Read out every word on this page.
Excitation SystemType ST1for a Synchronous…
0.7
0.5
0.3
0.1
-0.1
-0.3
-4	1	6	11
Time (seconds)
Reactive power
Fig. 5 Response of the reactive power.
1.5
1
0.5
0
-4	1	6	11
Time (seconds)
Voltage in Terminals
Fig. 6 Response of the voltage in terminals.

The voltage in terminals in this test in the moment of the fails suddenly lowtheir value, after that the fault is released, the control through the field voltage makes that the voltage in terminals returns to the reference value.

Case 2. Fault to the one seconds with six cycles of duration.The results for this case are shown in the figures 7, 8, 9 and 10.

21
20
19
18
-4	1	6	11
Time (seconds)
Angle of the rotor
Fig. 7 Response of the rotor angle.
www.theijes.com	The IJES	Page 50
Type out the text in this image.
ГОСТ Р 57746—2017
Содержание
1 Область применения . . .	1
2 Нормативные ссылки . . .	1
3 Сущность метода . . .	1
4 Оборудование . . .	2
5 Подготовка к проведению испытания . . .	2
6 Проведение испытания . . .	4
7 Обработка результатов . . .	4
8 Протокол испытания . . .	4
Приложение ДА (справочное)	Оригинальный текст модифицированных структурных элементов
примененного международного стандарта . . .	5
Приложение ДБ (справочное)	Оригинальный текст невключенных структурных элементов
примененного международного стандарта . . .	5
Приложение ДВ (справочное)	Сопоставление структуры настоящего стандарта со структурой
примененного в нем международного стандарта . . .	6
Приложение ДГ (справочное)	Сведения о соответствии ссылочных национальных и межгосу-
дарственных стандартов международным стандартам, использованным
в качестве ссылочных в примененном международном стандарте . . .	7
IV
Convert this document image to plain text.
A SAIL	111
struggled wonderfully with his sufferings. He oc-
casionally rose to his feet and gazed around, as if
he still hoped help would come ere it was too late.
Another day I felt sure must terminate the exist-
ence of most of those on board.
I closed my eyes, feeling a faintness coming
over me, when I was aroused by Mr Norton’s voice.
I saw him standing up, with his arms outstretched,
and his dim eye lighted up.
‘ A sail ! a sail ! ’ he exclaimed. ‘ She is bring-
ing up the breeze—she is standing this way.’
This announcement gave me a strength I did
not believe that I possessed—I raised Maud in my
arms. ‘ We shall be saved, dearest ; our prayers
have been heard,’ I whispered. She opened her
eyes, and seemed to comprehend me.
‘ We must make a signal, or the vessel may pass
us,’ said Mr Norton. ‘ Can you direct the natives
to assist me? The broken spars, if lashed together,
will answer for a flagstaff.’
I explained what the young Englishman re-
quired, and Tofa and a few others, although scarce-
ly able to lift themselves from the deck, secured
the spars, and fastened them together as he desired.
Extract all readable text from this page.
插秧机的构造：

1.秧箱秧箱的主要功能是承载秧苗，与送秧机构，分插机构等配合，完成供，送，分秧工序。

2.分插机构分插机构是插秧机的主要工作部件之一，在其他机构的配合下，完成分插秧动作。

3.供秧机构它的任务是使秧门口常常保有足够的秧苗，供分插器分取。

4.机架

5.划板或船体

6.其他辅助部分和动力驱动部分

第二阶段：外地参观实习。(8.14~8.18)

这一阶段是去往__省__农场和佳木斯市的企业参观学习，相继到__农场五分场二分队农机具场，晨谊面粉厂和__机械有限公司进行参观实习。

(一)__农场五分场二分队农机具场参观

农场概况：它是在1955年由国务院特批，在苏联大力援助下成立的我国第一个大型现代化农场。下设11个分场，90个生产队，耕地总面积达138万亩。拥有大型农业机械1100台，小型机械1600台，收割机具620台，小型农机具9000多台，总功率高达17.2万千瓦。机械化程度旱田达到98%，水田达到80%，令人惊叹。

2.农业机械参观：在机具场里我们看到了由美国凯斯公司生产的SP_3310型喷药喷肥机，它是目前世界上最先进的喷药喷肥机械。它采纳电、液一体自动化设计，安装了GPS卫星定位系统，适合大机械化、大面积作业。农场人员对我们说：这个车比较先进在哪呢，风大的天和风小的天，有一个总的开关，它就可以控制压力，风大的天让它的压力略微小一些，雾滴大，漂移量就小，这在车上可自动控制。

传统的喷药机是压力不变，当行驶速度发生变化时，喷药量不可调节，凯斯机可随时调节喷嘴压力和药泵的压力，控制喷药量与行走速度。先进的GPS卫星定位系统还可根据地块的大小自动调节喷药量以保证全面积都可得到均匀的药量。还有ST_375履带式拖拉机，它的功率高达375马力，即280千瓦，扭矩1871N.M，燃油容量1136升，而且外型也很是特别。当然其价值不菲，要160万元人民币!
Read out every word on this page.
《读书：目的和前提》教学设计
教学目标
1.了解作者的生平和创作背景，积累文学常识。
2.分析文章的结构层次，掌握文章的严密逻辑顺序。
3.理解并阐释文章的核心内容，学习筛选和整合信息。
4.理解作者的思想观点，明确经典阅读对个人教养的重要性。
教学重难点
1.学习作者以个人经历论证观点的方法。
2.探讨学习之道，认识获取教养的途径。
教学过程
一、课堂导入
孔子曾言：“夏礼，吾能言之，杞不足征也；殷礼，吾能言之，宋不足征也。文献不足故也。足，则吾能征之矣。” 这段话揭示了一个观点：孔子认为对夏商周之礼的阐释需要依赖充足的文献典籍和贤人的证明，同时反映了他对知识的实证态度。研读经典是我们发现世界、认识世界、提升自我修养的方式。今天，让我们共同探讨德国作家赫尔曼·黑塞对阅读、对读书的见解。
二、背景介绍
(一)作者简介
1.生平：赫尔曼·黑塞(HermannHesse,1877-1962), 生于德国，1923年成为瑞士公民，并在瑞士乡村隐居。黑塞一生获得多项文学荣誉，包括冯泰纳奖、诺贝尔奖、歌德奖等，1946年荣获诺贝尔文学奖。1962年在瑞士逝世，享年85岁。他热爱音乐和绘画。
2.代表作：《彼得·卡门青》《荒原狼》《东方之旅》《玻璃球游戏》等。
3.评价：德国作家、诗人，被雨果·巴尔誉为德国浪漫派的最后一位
══════
Task directions - Quote the entire listing above exactly.

Output for this exercise -
Read out every word on this page.
Excitation SystemType ST1for a Synchronous…
0.7
0.5
0.3
0.1
-0.1
-0.3
-4	1	6	11
Time (seconds)
Reactive power
Fig. 5 Response of the reactive power.
1.5
1
0.5
0
-4	1	6	11
Time (seconds)
Voltage in Terminals
Fig. 6 Response of the voltage in terminals.

The voltage in terminals in this test in the moment of the fails suddenly lowtheir value, after that the fault is released, the control through the field voltage makes that the voltage in terminals returns to the reference value.

Case 2. Fault to the one seconds with six cycles of duration.The results for this case are shown in the figures 7, 8, 9 and 10.

21
20
19
18
-4	1	6	11
Time (seconds)
Angle of the rotor
Fig. 7 Response of the rotor angle.
www.theijes.com	The IJES	Page 50
Type out the text in this image.
ГОСТ Р 57746—2017
Содержание
1 Область применения . . .	1
2 Нормативные ссылки . . .	1
3 Сущность метода . . .	1
4 Оборудование . . .	2
5 Подготовка к проведению испытания . . .	2
6 Проведение испытания . . .	4
7 Обработка результатов . . .	4
8 Протокол испытания . . .	4
Приложение ДА (справочное)	Оригинальный текст модифицированных структурных элементов
примененного международного стандарта . . .	5
Приложение ДБ (справочное)	Оригинальный текст невключенных структурных элементов
примененного международного стандарта . . .	5
Приложение ДВ (справочное)	Сопоставление структуры настоящего стандарта со структурой
примененного в нем международного стандарта . . .	6
Приложение ДГ (справочное)	Сведения о соответствии ссылочных национальных и межгосу-
дарственных стандартов международным стандартам, использованным
в качестве ссылочных в примененном международном стандарте . . .	7
IV
Convert this document image to plain text.
A SAIL	111
struggled wonderfully with his sufferings. He oc-
casionally rose to his feet and gazed around, as if
he still hoped help would come ere it was too late.
Another day I felt sure must terminate the exist-
ence of most of those on board.
I closed my eyes, feeling a faintness coming
over me, when I was aroused by Mr Norton’s voice.
I saw him standing up, with his arms outstretched,
and his dim eye lighted up.
‘ A sail ! a sail ! ’ he exclaimed. ‘ She is bring-
ing up the breeze—she is standing this way.’
This announcement gave me a strength I did
not believe that I possessed—I raised Maud in my
arms. ‘ We shall be saved, dearest ; our prayers
have been heard,’ I whispered. She opened her
eyes, and seemed to comprehend me.
‘ We must make a signal, or the vessel may pass
us,’ said Mr Norton. ‘ Can you direct the natives
to assist me? The broken spars, if lashed together,
will answer for a flagstaff.’
I explained what the young Englishman re-
quired, and Tofa and a few others, although scarce-
ly able to lift themselves from the deck, secured
the spars, and fastened them together as he desired.
Extract all readable text from this page.
插秧机的构造：

1.秧箱秧箱的主要功能是承载秧苗，与送秧机构，分插机构等配合，完成供，送，分秧工序。

2.分插机构分插机构是插秧机的主要工作部件之一，在其他机构的配合下，完成分插秧动作。

3.供秧机构它的任务是使秧门口常常保有足够的秧苗，供分插器分取。

4.机架

5.划板或船体

6.其他辅助部分和动力驱动部分

第二阶段：外地参观实习。(8.14~8.18)

这一阶段是去往__省__农场和佳木斯市的企业参观学习，相继到__农场五分场二分队农机具场，晨谊面粉厂和__机械有限公司进行参观实习。

(一)__农场五分场二分队农机具场参观

农场概况：它是在1955年由国务院特批，在苏联大力援助下成立的我国第一个大型现代化农场。下设11个分场，90个生产队，耕地总面积达138万亩。拥有大型农业机械1100台，小型机械1600台，收割机具620台，小型农机具9000多台，总功率高达17.2万千瓦。机械化程度旱田达到98%，水田达到80%，令人惊叹。

2.农业机械参观：在机具场里我们看到了由美国凯斯公司生产的SP_3310型喷药喷肥机，它是目前世界上最先进的喷药喷肥机械。它采纳电、液一体自动化设计，安装了GPS卫星定位系统，适合大机械化、大面积作业。农场人员对我们说：这个车比较先进在哪呢，风大的天和风小的天，有一个总的开关，它就可以控制压力，风大的天让它的压力略微小一些，雾滴大，漂移量就小，这在车上可自动控制。

传统的喷药机是压力不变，当行驶速度发生变化时，喷药量不可调节，凯斯机可随时调节喷嘴压力和药泵的压力，控制喷药量与行走速度。先进的GPS卫星定位系统还可根据地块的大小自动调节喷药量以保证全面积都可得到均匀的药量。还有ST_375履带式拖拉机，它的功率高达375马力，即280千瓦，扭矩1871N.M，燃油容量1136升，而且外型也很是特别。当然其价值不菲，要160万元人民币!
Read out every word on this page.
《读书：目的和前提》教学设计
教学目标
1.了解作者的生平和创作背景，积累文学常识。
2.分析文章的结构层次，掌握文章的严密逻辑顺序。
3.理解并阐释文章的核心内容，学习筛选和整合信息。
4.理解作者的思想观点，明确经典阅读对个人教养的重要性。
教学重难点
1.学习作者以个人经历论证观点的方法。
2.探讨学习之道，认识获取教养的途径。
教学过程
一、课堂导入
孔子曾言：“夏礼，吾能言之，杞不足征也；殷礼，吾能言之，宋不足征也。文献不足故也。足，则吾能征之矣。” 这段话揭示了一个观点：孔子认为对夏商周之礼的阐释需要依赖充足的文献典籍和贤人的证明，同时反映了他对知识的实证态度。研读经典是我们发现世界、认识世界、提升自我修养的方式。今天，让我们共同探讨德国作家赫尔曼·黑塞对阅读、对读书的见解。
二、背景介绍
(一)作者简介
1.生平：赫尔曼·黑塞(HermannHesse,1877-1962), 生于德国，1923年成为瑞士公民，并在瑞士乡村隐居。黑塞一生获得多项文学荣誉，包括冯泰纳奖、诺贝尔奖、歌德奖等，1946年荣获诺贝尔文学奖。1962年在瑞士逝世，享年85岁。他热爱音乐和绘画。
2.代表作：《彼得·卡门青》《荒原狼》《东方之旅》《玻璃球游戏》等。
3.评价：德国作家、诗人，被雨果·巴尔誉为德国浪漫派的最后一位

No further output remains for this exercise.